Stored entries
* BEGIN *

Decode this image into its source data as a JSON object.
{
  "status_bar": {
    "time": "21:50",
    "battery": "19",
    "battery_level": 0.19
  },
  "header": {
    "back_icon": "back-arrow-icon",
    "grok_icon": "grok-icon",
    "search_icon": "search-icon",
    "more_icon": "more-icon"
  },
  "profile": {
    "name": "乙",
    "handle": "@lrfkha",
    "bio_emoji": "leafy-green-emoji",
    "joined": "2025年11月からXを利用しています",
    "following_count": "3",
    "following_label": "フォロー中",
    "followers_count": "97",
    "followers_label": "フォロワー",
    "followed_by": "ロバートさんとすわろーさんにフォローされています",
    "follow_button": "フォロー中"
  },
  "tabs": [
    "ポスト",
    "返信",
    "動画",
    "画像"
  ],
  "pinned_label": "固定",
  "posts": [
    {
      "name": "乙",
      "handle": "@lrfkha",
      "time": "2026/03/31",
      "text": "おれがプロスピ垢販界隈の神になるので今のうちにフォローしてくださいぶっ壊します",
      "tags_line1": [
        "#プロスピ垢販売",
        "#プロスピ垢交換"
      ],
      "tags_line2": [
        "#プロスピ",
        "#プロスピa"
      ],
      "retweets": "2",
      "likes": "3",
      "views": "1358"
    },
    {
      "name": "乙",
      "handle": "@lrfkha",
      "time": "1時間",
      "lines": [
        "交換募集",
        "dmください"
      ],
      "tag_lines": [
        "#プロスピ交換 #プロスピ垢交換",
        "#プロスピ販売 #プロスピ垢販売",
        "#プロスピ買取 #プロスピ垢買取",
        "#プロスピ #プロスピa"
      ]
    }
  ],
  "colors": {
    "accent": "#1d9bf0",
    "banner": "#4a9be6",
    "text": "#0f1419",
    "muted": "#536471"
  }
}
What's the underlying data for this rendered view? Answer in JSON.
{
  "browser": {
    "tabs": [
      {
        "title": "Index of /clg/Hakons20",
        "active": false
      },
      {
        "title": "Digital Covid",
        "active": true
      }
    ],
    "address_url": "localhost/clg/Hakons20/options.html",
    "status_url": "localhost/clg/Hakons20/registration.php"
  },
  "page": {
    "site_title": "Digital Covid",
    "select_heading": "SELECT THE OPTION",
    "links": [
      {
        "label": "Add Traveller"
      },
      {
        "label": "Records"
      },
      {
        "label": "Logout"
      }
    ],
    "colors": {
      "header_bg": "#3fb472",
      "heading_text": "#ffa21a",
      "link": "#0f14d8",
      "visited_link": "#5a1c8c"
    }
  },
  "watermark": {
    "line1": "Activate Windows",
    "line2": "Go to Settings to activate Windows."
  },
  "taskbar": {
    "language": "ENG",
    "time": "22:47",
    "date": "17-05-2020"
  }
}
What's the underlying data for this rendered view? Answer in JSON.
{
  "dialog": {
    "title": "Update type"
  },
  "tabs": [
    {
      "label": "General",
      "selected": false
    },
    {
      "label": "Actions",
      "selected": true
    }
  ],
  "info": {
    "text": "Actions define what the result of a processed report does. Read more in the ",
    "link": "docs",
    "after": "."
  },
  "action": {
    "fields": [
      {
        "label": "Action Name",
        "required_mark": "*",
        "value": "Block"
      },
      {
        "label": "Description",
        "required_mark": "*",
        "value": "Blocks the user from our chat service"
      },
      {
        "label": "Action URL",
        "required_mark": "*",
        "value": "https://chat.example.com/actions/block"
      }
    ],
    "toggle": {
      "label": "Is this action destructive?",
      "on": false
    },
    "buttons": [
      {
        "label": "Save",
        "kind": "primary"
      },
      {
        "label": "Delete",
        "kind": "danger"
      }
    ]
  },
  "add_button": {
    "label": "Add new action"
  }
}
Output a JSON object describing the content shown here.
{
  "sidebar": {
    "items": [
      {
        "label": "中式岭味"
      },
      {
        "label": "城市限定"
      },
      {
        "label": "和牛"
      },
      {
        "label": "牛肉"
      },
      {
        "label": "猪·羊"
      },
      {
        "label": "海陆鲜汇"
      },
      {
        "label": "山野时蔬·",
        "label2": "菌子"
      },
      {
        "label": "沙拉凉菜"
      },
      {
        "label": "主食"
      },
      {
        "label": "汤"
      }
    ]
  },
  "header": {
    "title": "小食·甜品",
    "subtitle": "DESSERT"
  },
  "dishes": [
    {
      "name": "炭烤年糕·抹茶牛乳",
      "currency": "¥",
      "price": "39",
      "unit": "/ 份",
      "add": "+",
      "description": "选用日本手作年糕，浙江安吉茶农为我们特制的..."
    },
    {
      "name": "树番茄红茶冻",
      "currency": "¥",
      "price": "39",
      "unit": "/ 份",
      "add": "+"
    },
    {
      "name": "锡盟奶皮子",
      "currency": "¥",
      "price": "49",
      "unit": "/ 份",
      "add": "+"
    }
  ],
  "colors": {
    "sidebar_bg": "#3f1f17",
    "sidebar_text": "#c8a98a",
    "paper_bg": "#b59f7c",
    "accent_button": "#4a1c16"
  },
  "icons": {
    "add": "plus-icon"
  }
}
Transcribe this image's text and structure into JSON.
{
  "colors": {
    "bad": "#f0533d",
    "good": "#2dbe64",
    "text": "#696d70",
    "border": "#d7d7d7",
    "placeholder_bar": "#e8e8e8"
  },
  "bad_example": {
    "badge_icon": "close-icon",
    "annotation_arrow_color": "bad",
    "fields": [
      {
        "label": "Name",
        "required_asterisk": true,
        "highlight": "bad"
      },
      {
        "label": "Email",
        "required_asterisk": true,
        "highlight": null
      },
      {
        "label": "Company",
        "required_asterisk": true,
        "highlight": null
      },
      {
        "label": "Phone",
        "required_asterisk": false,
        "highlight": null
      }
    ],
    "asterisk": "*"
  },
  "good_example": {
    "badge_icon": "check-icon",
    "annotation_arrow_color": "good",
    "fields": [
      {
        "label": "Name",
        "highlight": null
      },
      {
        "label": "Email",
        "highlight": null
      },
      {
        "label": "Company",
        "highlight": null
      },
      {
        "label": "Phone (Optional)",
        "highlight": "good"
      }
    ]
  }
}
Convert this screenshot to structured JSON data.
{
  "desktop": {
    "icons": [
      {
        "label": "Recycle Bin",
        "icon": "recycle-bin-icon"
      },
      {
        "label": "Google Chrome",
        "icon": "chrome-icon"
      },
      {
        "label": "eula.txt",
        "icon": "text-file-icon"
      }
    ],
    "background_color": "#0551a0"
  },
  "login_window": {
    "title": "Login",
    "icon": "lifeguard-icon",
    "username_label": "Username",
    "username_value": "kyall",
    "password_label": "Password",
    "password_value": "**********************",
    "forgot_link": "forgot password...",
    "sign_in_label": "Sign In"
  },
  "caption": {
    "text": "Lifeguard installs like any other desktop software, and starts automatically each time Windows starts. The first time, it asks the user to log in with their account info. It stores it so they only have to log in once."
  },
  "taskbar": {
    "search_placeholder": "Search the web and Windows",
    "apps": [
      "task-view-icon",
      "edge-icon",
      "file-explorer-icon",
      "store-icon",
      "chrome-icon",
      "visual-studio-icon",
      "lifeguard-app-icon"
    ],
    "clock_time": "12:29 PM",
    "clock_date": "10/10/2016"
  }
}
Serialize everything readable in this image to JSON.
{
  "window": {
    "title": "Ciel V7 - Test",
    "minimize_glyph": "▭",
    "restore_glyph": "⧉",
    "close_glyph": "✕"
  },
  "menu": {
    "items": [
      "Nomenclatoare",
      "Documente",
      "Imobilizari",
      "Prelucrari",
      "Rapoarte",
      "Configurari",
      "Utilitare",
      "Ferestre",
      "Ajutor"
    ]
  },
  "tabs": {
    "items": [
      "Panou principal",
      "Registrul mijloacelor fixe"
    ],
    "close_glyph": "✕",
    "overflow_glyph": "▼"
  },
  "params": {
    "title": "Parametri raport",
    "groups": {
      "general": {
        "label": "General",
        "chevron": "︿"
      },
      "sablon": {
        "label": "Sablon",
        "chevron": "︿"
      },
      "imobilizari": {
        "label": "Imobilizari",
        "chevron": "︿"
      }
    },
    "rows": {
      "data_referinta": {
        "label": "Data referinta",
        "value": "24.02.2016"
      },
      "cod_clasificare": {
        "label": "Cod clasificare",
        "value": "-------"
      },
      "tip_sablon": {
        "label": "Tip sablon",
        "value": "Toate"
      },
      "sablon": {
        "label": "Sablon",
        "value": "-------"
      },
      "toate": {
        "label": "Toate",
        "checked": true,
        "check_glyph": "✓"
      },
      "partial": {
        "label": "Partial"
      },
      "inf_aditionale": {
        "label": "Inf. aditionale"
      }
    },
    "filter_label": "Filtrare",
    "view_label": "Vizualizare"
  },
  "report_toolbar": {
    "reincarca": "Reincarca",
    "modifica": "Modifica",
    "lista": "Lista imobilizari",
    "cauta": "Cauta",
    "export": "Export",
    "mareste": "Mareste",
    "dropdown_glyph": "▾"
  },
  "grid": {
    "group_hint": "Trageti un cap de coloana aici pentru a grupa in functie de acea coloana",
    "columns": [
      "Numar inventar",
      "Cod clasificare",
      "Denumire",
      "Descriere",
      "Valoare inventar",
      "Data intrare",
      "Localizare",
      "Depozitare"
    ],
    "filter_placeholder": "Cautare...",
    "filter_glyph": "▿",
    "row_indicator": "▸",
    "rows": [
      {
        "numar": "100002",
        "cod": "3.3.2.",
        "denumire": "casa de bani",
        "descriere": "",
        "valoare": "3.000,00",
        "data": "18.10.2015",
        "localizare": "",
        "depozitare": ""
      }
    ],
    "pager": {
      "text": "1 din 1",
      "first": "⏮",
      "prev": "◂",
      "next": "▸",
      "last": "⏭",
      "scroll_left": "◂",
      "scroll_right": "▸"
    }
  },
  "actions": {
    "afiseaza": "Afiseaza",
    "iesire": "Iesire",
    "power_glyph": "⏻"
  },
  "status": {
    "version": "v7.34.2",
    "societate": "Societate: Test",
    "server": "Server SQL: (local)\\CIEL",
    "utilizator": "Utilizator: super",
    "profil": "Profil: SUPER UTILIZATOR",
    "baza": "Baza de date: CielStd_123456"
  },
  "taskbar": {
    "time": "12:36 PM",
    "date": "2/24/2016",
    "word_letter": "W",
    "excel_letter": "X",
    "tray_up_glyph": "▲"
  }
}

* END *

Collect, from the material above, every line containing the word "more".

    "more_icon": "more-icon"
    "text": "Actions define what the result of a processed report does. Read more in the ",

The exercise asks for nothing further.